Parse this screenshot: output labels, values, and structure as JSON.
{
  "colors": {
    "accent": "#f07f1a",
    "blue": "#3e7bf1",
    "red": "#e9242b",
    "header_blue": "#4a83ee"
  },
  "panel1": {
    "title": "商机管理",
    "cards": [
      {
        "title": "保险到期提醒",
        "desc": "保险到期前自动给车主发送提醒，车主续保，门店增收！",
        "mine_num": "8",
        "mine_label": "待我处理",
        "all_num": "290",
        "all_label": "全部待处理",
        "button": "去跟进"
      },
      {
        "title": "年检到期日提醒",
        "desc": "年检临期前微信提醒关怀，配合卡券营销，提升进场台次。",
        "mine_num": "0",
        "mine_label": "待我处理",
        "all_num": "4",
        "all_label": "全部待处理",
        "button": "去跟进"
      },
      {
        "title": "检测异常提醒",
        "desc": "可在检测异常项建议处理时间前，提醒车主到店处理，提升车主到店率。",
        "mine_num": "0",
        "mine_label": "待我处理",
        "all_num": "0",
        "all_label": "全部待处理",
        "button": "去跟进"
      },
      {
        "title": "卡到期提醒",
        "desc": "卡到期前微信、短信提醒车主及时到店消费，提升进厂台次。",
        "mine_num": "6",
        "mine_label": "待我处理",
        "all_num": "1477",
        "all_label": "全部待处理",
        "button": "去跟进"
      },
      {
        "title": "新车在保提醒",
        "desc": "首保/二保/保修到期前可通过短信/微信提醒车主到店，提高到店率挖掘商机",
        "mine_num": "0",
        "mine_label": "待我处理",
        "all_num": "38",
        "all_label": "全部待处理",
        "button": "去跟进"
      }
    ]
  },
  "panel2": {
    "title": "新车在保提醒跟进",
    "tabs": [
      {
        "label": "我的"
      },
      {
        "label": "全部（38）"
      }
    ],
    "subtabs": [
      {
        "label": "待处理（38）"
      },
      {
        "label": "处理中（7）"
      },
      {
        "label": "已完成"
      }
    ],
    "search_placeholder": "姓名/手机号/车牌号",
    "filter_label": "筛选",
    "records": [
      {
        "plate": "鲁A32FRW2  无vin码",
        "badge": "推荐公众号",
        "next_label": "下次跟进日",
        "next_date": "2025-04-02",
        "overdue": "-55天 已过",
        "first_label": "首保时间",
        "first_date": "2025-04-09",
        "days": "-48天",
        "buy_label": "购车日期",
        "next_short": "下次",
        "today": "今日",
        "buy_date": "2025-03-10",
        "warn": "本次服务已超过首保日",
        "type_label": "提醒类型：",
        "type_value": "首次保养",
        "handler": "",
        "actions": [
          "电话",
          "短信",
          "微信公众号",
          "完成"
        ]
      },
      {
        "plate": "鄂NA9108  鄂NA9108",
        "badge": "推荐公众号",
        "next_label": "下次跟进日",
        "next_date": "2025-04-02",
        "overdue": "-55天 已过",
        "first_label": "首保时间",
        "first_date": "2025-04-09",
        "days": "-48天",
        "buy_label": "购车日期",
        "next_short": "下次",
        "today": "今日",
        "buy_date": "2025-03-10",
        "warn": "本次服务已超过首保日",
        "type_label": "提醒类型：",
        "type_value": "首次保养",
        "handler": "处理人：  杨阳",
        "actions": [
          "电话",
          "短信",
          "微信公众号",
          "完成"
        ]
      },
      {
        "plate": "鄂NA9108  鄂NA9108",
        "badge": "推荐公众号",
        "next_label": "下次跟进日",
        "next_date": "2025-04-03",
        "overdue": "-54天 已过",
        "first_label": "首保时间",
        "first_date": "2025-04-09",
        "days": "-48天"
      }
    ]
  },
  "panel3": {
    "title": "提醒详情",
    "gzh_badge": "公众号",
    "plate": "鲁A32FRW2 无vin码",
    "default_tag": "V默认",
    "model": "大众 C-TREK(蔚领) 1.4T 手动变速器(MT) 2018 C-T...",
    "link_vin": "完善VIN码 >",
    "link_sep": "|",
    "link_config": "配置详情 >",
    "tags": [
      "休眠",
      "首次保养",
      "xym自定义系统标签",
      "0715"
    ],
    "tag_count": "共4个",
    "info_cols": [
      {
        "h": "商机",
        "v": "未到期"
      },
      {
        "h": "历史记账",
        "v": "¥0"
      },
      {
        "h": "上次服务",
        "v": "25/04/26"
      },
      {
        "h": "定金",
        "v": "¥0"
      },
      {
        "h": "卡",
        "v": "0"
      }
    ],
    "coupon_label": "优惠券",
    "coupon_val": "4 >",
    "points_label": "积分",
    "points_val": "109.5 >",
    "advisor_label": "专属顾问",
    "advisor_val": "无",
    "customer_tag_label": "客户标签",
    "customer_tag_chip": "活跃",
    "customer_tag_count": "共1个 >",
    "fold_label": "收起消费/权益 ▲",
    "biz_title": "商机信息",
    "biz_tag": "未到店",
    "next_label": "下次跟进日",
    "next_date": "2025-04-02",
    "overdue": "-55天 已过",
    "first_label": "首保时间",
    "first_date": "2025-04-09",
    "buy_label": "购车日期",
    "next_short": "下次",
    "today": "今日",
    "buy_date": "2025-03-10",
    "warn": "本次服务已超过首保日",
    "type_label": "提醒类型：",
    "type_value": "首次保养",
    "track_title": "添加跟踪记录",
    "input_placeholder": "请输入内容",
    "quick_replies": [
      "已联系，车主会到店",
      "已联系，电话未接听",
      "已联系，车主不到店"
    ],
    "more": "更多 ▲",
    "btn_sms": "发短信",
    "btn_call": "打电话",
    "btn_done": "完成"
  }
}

* TASK *
From the listing above, extract all records word for word.

* EXERCISE SOLUTION *
Parse this screenshot: output labels, values, and structure as JSON.
{
  "colors": {
    "accent": "#f07f1a",
    "blue": "#3e7bf1",
    "red": "#e9242b",
    "header_blue": "#4a83ee"
  },
  "panel1": {
    "title": "商机管理",
    "cards": [
      {
        "title": "保险到期提醒",
        "desc": "保险到期前自动给车主发送提醒，车主续保，门店增收！",
        "mine_num": "8",
        "mine_label": "待我处理",
        "all_num": "290",
        "all_label": "全部待处理",
        "button": "去跟进"
      },
      {
        "title": "年检到期日提醒",
        "desc": "年检临期前微信提醒关怀，配合卡券营销，提升进场台次。",
        "mine_num": "0",
        "mine_label": "待我处理",
        "all_num": "4",
        "all_label": "全部待处理",
        "button": "去跟进"
      },
      {
        "title": "检测异常提醒",
        "desc": "可在检测异常项建议处理时间前，提醒车主到店处理，提升车主到店率。",
        "mine_num": "0",
        "mine_label": "待我处理",
        "all_num": "0",
        "all_label": "全部待处理",
        "button": "去跟进"
      },
      {
        "title": "卡到期提醒",
        "desc": "卡到期前微信、短信提醒车主及时到店消费，提升进厂台次。",
        "mine_num": "6",
        "mine_label": "待我处理",
        "all_num": "1477",
        "all_label": "全部待处理",
        "button": "去跟进"
      },
      {
        "title": "新车在保提醒",
        "desc": "首保/二保/保修到期前可通过短信/微信提醒车主到店，提高到店率挖掘商机",
        "mine_num": "0",
        "mine_label": "待我处理",
        "all_num": "38",
        "all_label": "全部待处理",
        "button": "去跟进"
      }
    ]
  },
  "panel2": {
    "title": "新车在保提醒跟进",
    "tabs": [
      {
        "label": "我的"
      },
      {
        "label": "全部（38）"
      }
    ],
    "subtabs": [
      {
        "label": "待处理（38）"
      },
      {
        "label": "处理中（7）"
      },
      {
        "label": "已完成"
      }
    ],
    "search_placeholder": "姓名/手机号/车牌号",
    "filter_label": "筛选",
    "records": [
      {
        "plate": "鲁A32FRW2  无vin码",
        "badge": "推荐公众号",
        "next_label": "下次跟进日",
        "next_date": "2025-04-02",
        "overdue": "-55天 已过",
        "first_label": "首保时间",
        "first_date": "2025-04-09",
        "days": "-48天",
        "buy_label": "购车日期",
        "next_short": "下次",
        "today": "今日",
        "buy_date": "2025-03-10",
        "warn": "本次服务已超过首保日",
        "type_label": "提醒类型：",
        "type_value": "首次保养",
        "handler": "",
        "actions": [
          "电话",
          "短信",
          "微信公众号",
          "完成"
        ]
      },
      {
        "plate": "鄂NA9108  鄂NA9108",
        "badge": "推荐公众号",
        "next_label": "下次跟进日",
        "next_date": "2025-04-02",
        "overdue": "-55天 已过",
        "first_label": "首保时间",
        "first_date": "2025-04-09",
        "days": "-48天",
        "buy_label": "购车日期",
        "next_short": "下次",
        "today": "今日",
        "buy_date": "2025-03-10",
        "warn": "本次服务已超过首保日",
        "type_label": "提醒类型：",
        "type_value": "首次保养",
        "handler": "处理人：  杨阳",
        "actions": [
          "电话",
          "短信",
          "微信公众号",
          "完成"
        ]
      },
      {
        "plate": "鄂NA9108  鄂NA9108",
        "badge": "推荐公众号",
        "next_label": "下次跟进日",
        "next_date": "2025-04-03",
        "overdue": "-54天 已过",
        "first_label": "首保时间",
        "first_date": "2025-04-09",
        "days": "-48天"
      }
    ]
  },
  "panel3": {
    "title": "提醒详情",
    "gzh_badge": "公众号",
    "plate": "鲁A32FRW2 无vin码",
    "default_tag": "V默认",
    "model": "大众 C-TREK(蔚领) 1.4T 手动变速器(MT) 2018 C-T...",
    "link_vin": "完善VIN码 >",
    "link_sep": "|",
    "link_config": "配置详情 >",
    "tags": [
      "休眠",
      "首次保养",
      "xym自定义系统标签",
      "0715"
    ],
    "tag_count": "共4个",
    "info_cols": [
      {
        "h": "商机",
        "v": "未到期"
      },
      {
        "h": "历史记账",
        "v": "¥0"
      },
      {
        "h": "上次服务",
        "v": "25/04/26"
      },
      {
        "h": "定金",
        "v": "¥0"
      },
      {
        "h": "卡",
        "v": "0"
      }
    ],
    "coupon_label": "优惠券",
    "coupon_val": "4 >",
    "points_label": "积分",
    "points_val": "109.5 >",
    "advisor_label": "专属顾问",
    "advisor_val": "无",
    "customer_tag_label": "客户标签",
    "customer_tag_chip": "活跃",
    "customer_tag_count": "共1个 >",
    "fold_label": "收起消费/权益 ▲",
    "biz_title": "商机信息",
    "biz_tag": "未到店",
    "next_label": "下次跟进日",
    "next_date": "2025-04-02",
    "overdue": "-55天 已过",
    "first_label": "首保时间",
    "first_date": "2025-04-09",
    "buy_label": "购车日期",
    "next_short": "下次",
    "today": "今日",
    "buy_date": "2025-03-10",
    "warn": "本次服务已超过首保日",
    "type_label": "提醒类型：",
    "type_value": "首次保养",
    "track_title": "添加跟踪记录",
    "input_placeholder": "请输入内容",
    "quick_replies": [
      "已联系，车主会到店",
      "已联系，电话未接听",
      "已联系，车主不到店"
    ],
    "more": "更多 ▲",
    "btn_sms": "发短信",
    "btn_call": "打电话",
    "btn_done": "完成"
  }
}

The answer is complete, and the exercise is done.